● **EXERCISE AIM**:
Type out all the records word for word. Any pictures are to be left out.

● **ROWS**:
------------------------------------------------------------------------

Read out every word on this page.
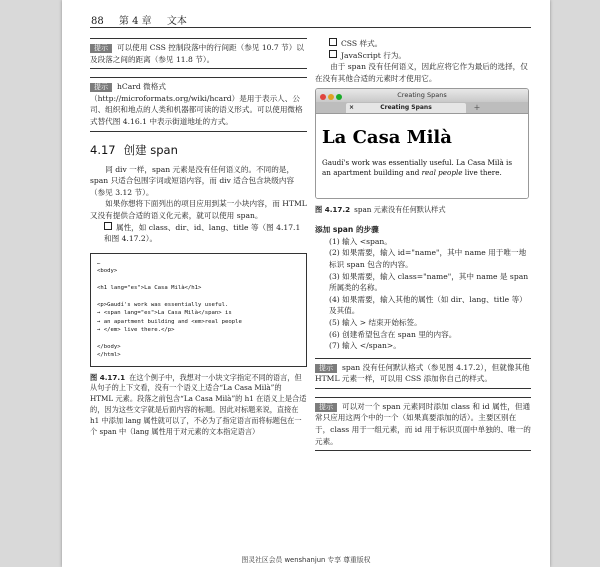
88 第 4 章 文本
提示 可以使用 CSS 控制段落中的行间距（参见 10.7 节）以及段落之间的距离（参见 11.8 节）。
提示 hCard 微格式（http://microformats.org/wiki/hcard）是用于表示人、公司、组织和地点的人类和机器都可读的语义形式。可以使用微格式替代图 4.16.1 中表示街道地址的方式。
4.17 创建 span

同 div 一样，span 元素是没有任何语义的。不同的是，span 只适合包围字词或短语内容，而 div 适合包含块级内容（参见 3.12 节）。

如果你想将下面列出的项目应用到某一小块内容，而 HTML 又没有提供合适的语义化元素，就可以使用 span。

属性，如 class、dir、id、lang、title 等（图 4.17.1 和图 4.17.2）。
…
<body>

<h1 lang="es">La Casa Milà</h1>

<p>Gaudí's work was essentially useful.
→ <span lang="es">La Casa Milà</span> is
→ an apartment building and <em>real people
→ </em> live there.</p>

</body>
</html>
图 4.17.1 在这个例子中，我想对一小块文字指定不同的语言，但从句子的上下文看，没有一个语义上适合“La Casa Milà”的 HTML 元素。段落之前包含“La Casa Milà”的 h1 在语义上是合适的，因为这些文字就是后面内容的标题。因此对标题来说，直接在 h1 中添加 lang 属性就可以了，不必为了指定语言而将标题包在一个 span 中（lang 属性用于对元素的文本指定语言）
CSS 样式。
JavaScript 行为。

由于 span 没有任何语义，因此应将它作为最后的选择，仅在没有其他合适的元素时才使用它。

Creating Spans
×	Creating Spans	+
La Casa Milà
Gaudí's work was essentially useful. La Casa Milà is an apartment building and real people live there.
图 4.17.2 span 元素没有任何默认样式
添加 span 的步骤
(1) 输入 <span。
(2) 如果需要，输入 id="name"，其中 name 用于唯一地标识 span 包含的内容。
(3) 如果需要，输入 class="name"，其中 name 是 span 所属类的名称。
(4) 如果需要，输入其他的属性（如 dir、lang、title 等）及其值。
(5) 输入 > 结束开始标签。
(6) 创建希望包含在 span 里的内容。
(7) 输入 </span>。
提示 span 没有任何默认格式（参见图 4.17.2），但就像其他 HTML 元素一样，可以用 CSS 添加你自己的样式。
提示 可以对一个 span 元素同时添加 class 和 id 属性，但通常只应用这两个中的一个（如果真要添加的话）。主要区别在于，class 用于一组元素，而 id 用于标识页面中单独的、唯一的元素。
图灵社区会员 wenshanjun 专享 尊重版权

------------------------------------------------------------------------

● **ANSWER TO THE TASK**:
Read out every word on this page.
88 第 4 章 文本
提示 可以使用 CSS 控制段落中的行间距（参见 10.7 节）以及段落之间的距离（参见 11.8 节）。
提示 hCard 微格式（http://microformats.org/wiki/hcard）是用于表示人、公司、组织和地点的人类和机器都可读的语义形式。可以使用微格式替代图 4.16.1 中表示街道地址的方式。
4.17 创建 span

同 div 一样，span 元素是没有任何语义的。不同的是，span 只适合包围字词或短语内容，而 div 适合包含块级内容（参见 3.12 节）。

如果你想将下面列出的项目应用到某一小块内容，而 HTML 又没有提供合适的语义化元素，就可以使用 span。

属性，如 class、dir、id、lang、title 等（图 4.17.1 和图 4.17.2）。
…
<body>

<h1 lang="es">La Casa Milà</h1>

<p>Gaudí's work was essentially useful.
→ <span lang="es">La Casa Milà</span> is
→ an apartment building and <em>real people
→ </em> live there.</p>

</body>
</html>
图 4.17.1 在这个例子中，我想对一小块文字指定不同的语言，但从句子的上下文看，没有一个语义上适合“La Casa Milà”的 HTML 元素。段落之前包含“La Casa Milà”的 h1 在语义上是合适的，因为这些文字就是后面内容的标题。因此对标题来说，直接在 h1 中添加 lang 属性就可以了，不必为了指定语言而将标题包在一个 span 中（lang 属性用于对元素的文本指定语言）
CSS 样式。
JavaScript 行为。

由于 span 没有任何语义，因此应将它作为最后的选择，仅在没有其他合适的元素时才使用它。

Creating Spans
×	Creating Spans	+
La Casa Milà
Gaudí's work was essentially useful. La Casa Milà is an apartment building and real people live there.
图 4.17.2 span 元素没有任何默认样式
添加 span 的步骤
(1) 输入 <span。
(2) 如果需要，输入 id="name"，其中 name 用于唯一地标识 span 包含的内容。
(3) 如果需要，输入 class="name"，其中 name 是 span 所属类的名称。
(4) 如果需要，输入其他的属性（如 dir、lang、title 等）及其值。
(5) 输入 > 结束开始标签。
(6) 创建希望包含在 span 里的内容。
(7) 输入 </span>。
提示 span 没有任何默认格式（参见图 4.17.2），但就像其他 HTML 元素一样，可以用 CSS 添加你自己的样式。
提示 可以对一个 span 元素同时添加 class 和 id 属性，但通常只应用这两个中的一个（如果真要添加的话）。主要区别在于，class 用于一组元素，而 id 用于标识页面中单独的、唯一的元素。
图灵社区会员 wenshanjun 专享 尊重版权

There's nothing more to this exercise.